- TASK TO COMPLETE -
Which lines hold the word "Frequency"? Copy each one.

- DATA FOR PROCESSING -
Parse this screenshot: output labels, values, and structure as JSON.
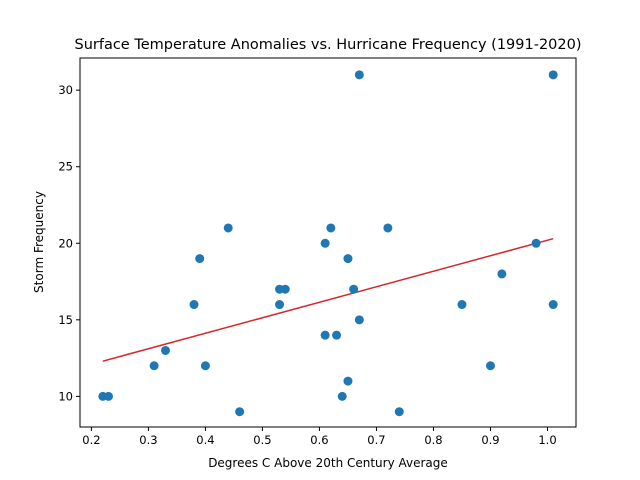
{
  "chart_data": {
    "type": "scatter",
    "title": "Surface Temperature Anomalies vs. Hurricane Frequency (1991-2020)",
    "xlabel": "Degrees C Above 20th Century Average",
    "ylabel": "Storm Frequency",
    "xlim": [
      0.18,
      1.05
    ],
    "ylim": [
      8.0,
      32.1
    ],
    "xticks": [
      "0.2",
      "0.3",
      "0.4",
      "0.5",
      "0.6",
      "0.7",
      "0.8",
      "0.9",
      "1.0"
    ],
    "xtick_values": [
      0.2,
      0.3,
      0.4,
      0.5,
      0.6,
      0.7,
      0.8,
      0.9,
      1.0
    ],
    "yticks": [
      "10",
      "15",
      "20",
      "25",
      "30"
    ],
    "ytick_values": [
      10,
      15,
      20,
      25,
      30
    ],
    "grid": false,
    "point_color": "#1f77b4",
    "trend_color": "#d62728",
    "points": [
      {
        "x": 0.22,
        "y": 10
      },
      {
        "x": 0.23,
        "y": 10
      },
      {
        "x": 0.31,
        "y": 12
      },
      {
        "x": 0.33,
        "y": 13
      },
      {
        "x": 0.38,
        "y": 16
      },
      {
        "x": 0.39,
        "y": 19
      },
      {
        "x": 0.4,
        "y": 12
      },
      {
        "x": 0.44,
        "y": 21
      },
      {
        "x": 0.46,
        "y": 9
      },
      {
        "x": 0.53,
        "y": 16
      },
      {
        "x": 0.53,
        "y": 17
      },
      {
        "x": 0.54,
        "y": 17
      },
      {
        "x": 0.61,
        "y": 14
      },
      {
        "x": 0.61,
        "y": 20
      },
      {
        "x": 0.62,
        "y": 21
      },
      {
        "x": 0.63,
        "y": 14
      },
      {
        "x": 0.64,
        "y": 10
      },
      {
        "x": 0.65,
        "y": 19
      },
      {
        "x": 0.65,
        "y": 11
      },
      {
        "x": 0.66,
        "y": 17
      },
      {
        "x": 0.67,
        "y": 15
      },
      {
        "x": 0.67,
        "y": 31
      },
      {
        "x": 0.72,
        "y": 21
      },
      {
        "x": 0.74,
        "y": 9
      },
      {
        "x": 0.85,
        "y": 16
      },
      {
        "x": 0.9,
        "y": 12
      },
      {
        "x": 0.92,
        "y": 18
      },
      {
        "x": 0.98,
        "y": 20
      },
      {
        "x": 1.01,
        "y": 16
      },
      {
        "x": 1.01,
        "y": 31
      }
    ],
    "trendline": {
      "x": [
        0.22,
        1.01
      ],
      "y": [
        12.3,
        20.3
      ]
    }
  }
}
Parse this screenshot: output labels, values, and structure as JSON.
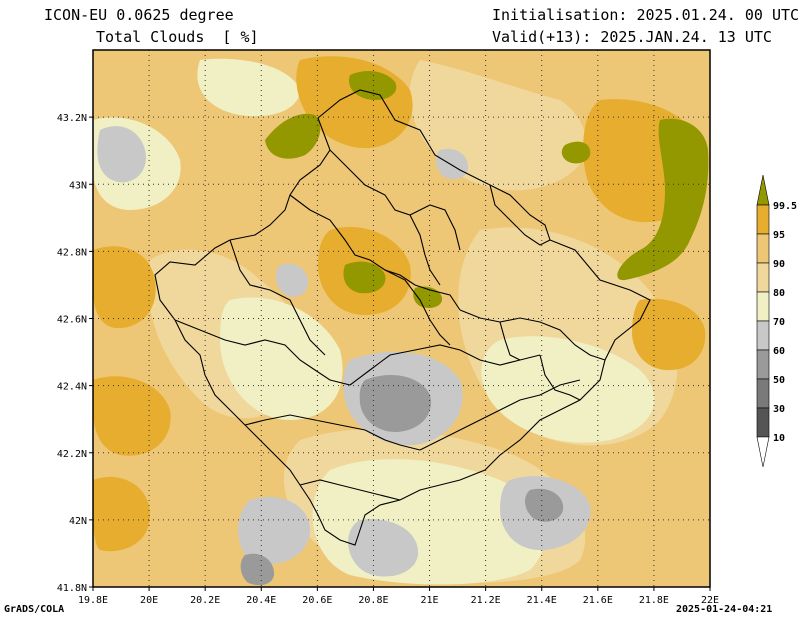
{
  "header": {
    "model": "ICON-EU 0.0625 degree",
    "variable": "Total Clouds  [ %]",
    "init": "Initialisation: 2025.01.24. 00 UTC",
    "valid": "Valid(+13): 2025.JAN.24. 13 UTC"
  },
  "footer": {
    "left": "GrADS/COLA",
    "right": "2025-01-24-04:21"
  },
  "map": {
    "lon_range": [
      19.8,
      22.0
    ],
    "lat_range": [
      41.8,
      43.4
    ],
    "lon_ticks": [
      "19.8E",
      "20E",
      "20.2E",
      "20.4E",
      "20.6E",
      "20.8E",
      "21E",
      "21.2E",
      "21.4E",
      "21.6E",
      "21.8E",
      "22E"
    ],
    "lat_ticks": [
      "41.8N",
      "42N",
      "42.2N",
      "42.4N",
      "42.6N",
      "42.8N",
      "43N",
      "43.2N"
    ],
    "grid": true
  },
  "colorbar": {
    "levels": [
      "10",
      "30",
      "50",
      "60",
      "70",
      "80",
      "90",
      "95",
      "99.5"
    ],
    "colors": {
      "below10": "#ffffff",
      "10-30": "#555555",
      "30-50": "#7a7a7a",
      "50-60": "#9a9a9a",
      "60-70": "#c8c8c8",
      "70-80": "#f0f0c4",
      "80-90": "#f0d89c",
      "90-95": "#eec776",
      "95-99.5": "#e7ad2f",
      "above99.5": "#939700"
    }
  }
}
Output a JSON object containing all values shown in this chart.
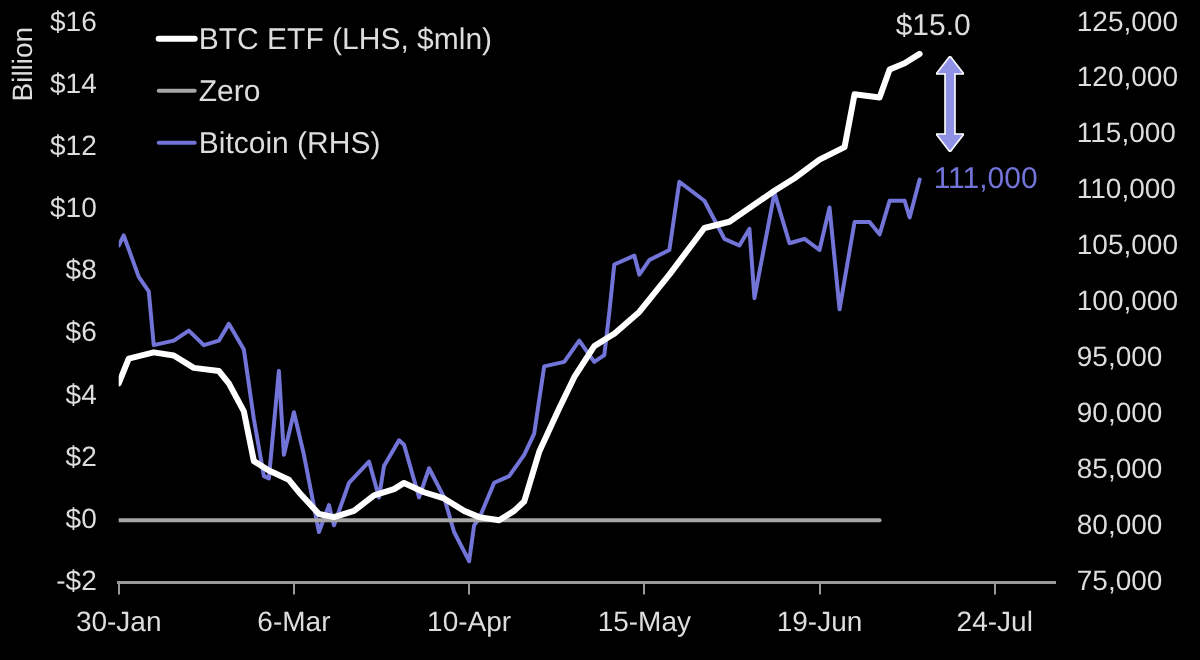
{
  "chart_data": {
    "type": "line",
    "ylabel": "Billion",
    "xlim": [
      "--01-30",
      "--08-05"
    ],
    "xticks": [
      {
        "value": "--01-30",
        "label": "30-Jan"
      },
      {
        "value": "--03-06",
        "label": "6-Mar"
      },
      {
        "value": "--04-10",
        "label": "10-Apr"
      },
      {
        "value": "--05-15",
        "label": "15-May"
      },
      {
        "value": "--06-19",
        "label": "19-Jun"
      },
      {
        "value": "--07-24",
        "label": "24-Jul"
      }
    ],
    "ylim": [
      -2,
      16
    ],
    "yticks": [
      {
        "value": -2,
        "label": "-$2"
      },
      {
        "value": 0,
        "label": "$0"
      },
      {
        "value": 2,
        "label": "$2"
      },
      {
        "value": 4,
        "label": "$4"
      },
      {
        "value": 6,
        "label": "$6"
      },
      {
        "value": 8,
        "label": "$8"
      },
      {
        "value": 10,
        "label": "$10"
      },
      {
        "value": 12,
        "label": "$12"
      },
      {
        "value": 14,
        "label": "$14"
      },
      {
        "value": 16,
        "label": "$16"
      }
    ],
    "y2lim": [
      75000,
      125000
    ],
    "y2ticks": [
      {
        "value": 75000,
        "label": "75,000"
      },
      {
        "value": 80000,
        "label": "80,000"
      },
      {
        "value": 85000,
        "label": "85,000"
      },
      {
        "value": 90000,
        "label": "90,000"
      },
      {
        "value": 95000,
        "label": "95,000"
      },
      {
        "value": 100000,
        "label": "100,000"
      },
      {
        "value": 105000,
        "label": "105,000"
      },
      {
        "value": 110000,
        "label": "110,000"
      },
      {
        "value": 115000,
        "label": "115,000"
      },
      {
        "value": 120000,
        "label": "120,000"
      },
      {
        "value": 125000,
        "label": "125,000"
      }
    ],
    "grid": false,
    "legend": "top left",
    "marker": "none",
    "line_style": "solid",
    "series": [
      {
        "name": "BTC ETF (LHS, $mln)",
        "color": "#ffffff",
        "x": [
          "--01-30",
          "--02-01",
          "--02-06",
          "--02-10",
          "--02-14",
          "--02-19",
          "--02-21",
          "--02-24",
          "--02-26",
          "--03-01",
          "--03-05",
          "--03-07",
          "--03-11",
          "--03-14",
          "--03-18",
          "--03-22",
          "--03-26",
          "--03-28",
          "--04-01",
          "--04-05",
          "--04-09",
          "--04-12",
          "--04-16",
          "--04-19",
          "--04-21",
          "--04-24",
          "--04-28",
          "--05-01",
          "--05-05",
          "--05-08",
          "--05-09",
          "--05-14",
          "--05-20",
          "--05-27",
          "--06-01",
          "--06-10",
          "--06-14",
          "--06-19",
          "--06-24",
          "--06-26",
          "--07-01",
          "--07-03",
          "--07-06",
          "--07-09"
        ],
        "values": [
          4.4,
          5.2,
          5.4,
          5.3,
          4.9,
          4.8,
          4.4,
          3.5,
          1.9,
          1.6,
          1.3,
          0.9,
          0.2,
          0.1,
          0.3,
          0.8,
          1.0,
          1.2,
          0.9,
          0.7,
          0.3,
          0.1,
          0.0,
          0.3,
          0.6,
          2.2,
          3.6,
          4.6,
          5.6,
          5.9,
          6.0,
          6.7,
          7.9,
          9.4,
          9.6,
          10.6,
          11.0,
          11.6,
          12.0,
          13.7,
          13.6,
          14.5,
          14.7,
          15.0
        ],
        "value_labels": [
          null,
          null,
          null,
          null,
          null,
          null,
          null,
          null,
          null,
          null,
          null,
          null,
          null,
          null,
          null,
          null,
          null,
          null,
          null,
          null,
          null,
          null,
          null,
          null,
          null,
          null,
          null,
          null,
          null,
          null,
          null,
          null,
          null,
          null,
          null,
          null,
          null,
          null,
          null,
          null,
          null,
          null,
          null,
          "$15.0"
        ]
      },
      {
        "name": "Zero",
        "color": "#a6a6a6",
        "x": [
          "--01-30",
          "--07-01"
        ],
        "values": [
          0,
          0
        ]
      },
      {
        "name": "Bitcoin (RHS)",
        "color": "#7274d8",
        "axis": "y2",
        "x": [
          "--01-30",
          "--01-31",
          "--02-03",
          "--02-05",
          "--02-06",
          "--02-10",
          "--02-13",
          "--02-16",
          "--02-19",
          "--02-21",
          "--02-24",
          "--02-26",
          "--02-28",
          "--03-01",
          "--03-03",
          "--03-04",
          "--03-06",
          "--03-08",
          "--03-11",
          "--03-13",
          "--03-14",
          "--03-17",
          "--03-21",
          "--03-23",
          "--03-24",
          "--03-27",
          "--03-28",
          "--03-31",
          "--04-02",
          "--04-05",
          "--04-07",
          "--04-10",
          "--04-11",
          "--04-12",
          "--04-15",
          "--04-18",
          "--04-21",
          "--04-23",
          "--04-25",
          "--04-29",
          "--05-02",
          "--05-05",
          "--05-07",
          "--05-08",
          "--05-09",
          "--05-13",
          "--05-14",
          "--05-16",
          "--05-20",
          "--05-22",
          "--05-27",
          "--05-31",
          "--06-03",
          "--06-05",
          "--06-06",
          "--06-10",
          "--06-13",
          "--06-16",
          "--06-19",
          "--06-21",
          "--06-23",
          "--06-26",
          "--06-29",
          "--07-01",
          "--07-03",
          "--07-06",
          "--07-07",
          "--07-09"
        ],
        "values": [
          105100,
          106000,
          102300,
          101000,
          96200,
          96600,
          97500,
          96200,
          96600,
          98100,
          95800,
          89600,
          84500,
          84300,
          93900,
          86400,
          90200,
          86400,
          79500,
          81900,
          80100,
          83900,
          85800,
          82600,
          85400,
          87700,
          87300,
          82600,
          85200,
          82600,
          79500,
          76900,
          80100,
          80700,
          83900,
          84500,
          86400,
          88300,
          94300,
          94700,
          96600,
          94700,
          95300,
          99100,
          103400,
          104200,
          102500,
          103800,
          104700,
          110800,
          109100,
          105700,
          105100,
          106600,
          100400,
          109800,
          105300,
          105700,
          104700,
          108500,
          99400,
          107200,
          107200,
          106100,
          109100,
          109100,
          107600,
          111000
        ],
        "value_labels": [
          null,
          null,
          null,
          null,
          null,
          null,
          null,
          null,
          null,
          null,
          null,
          null,
          null,
          null,
          null,
          null,
          null,
          null,
          null,
          null,
          null,
          null,
          null,
          null,
          null,
          null,
          null,
          null,
          null,
          null,
          null,
          null,
          null,
          null,
          null,
          null,
          null,
          null,
          null,
          null,
          null,
          null,
          null,
          null,
          null,
          null,
          null,
          null,
          null,
          null,
          null,
          null,
          null,
          null,
          null,
          null,
          null,
          null,
          null,
          null,
          null,
          null,
          null,
          null,
          null,
          null,
          null,
          "111,000"
        ]
      }
    ]
  }
}
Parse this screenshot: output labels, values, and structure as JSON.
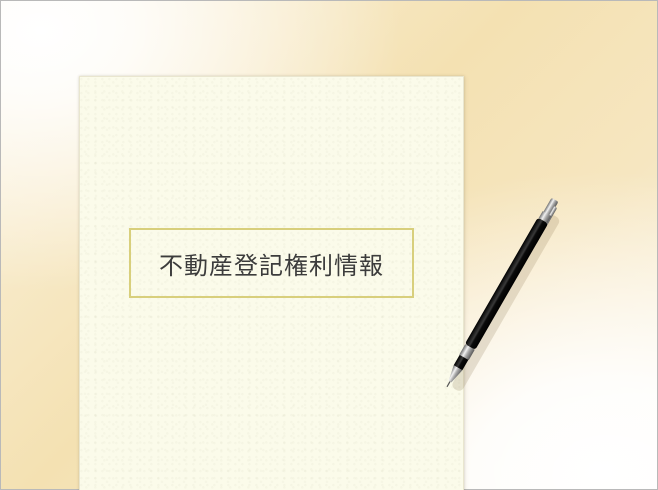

- THE REPLY -
    "title": "Surface Temperature Anomalies vs. Hurricane Frequency (1991-2020)",
    "ylabel": "Storm Frequency",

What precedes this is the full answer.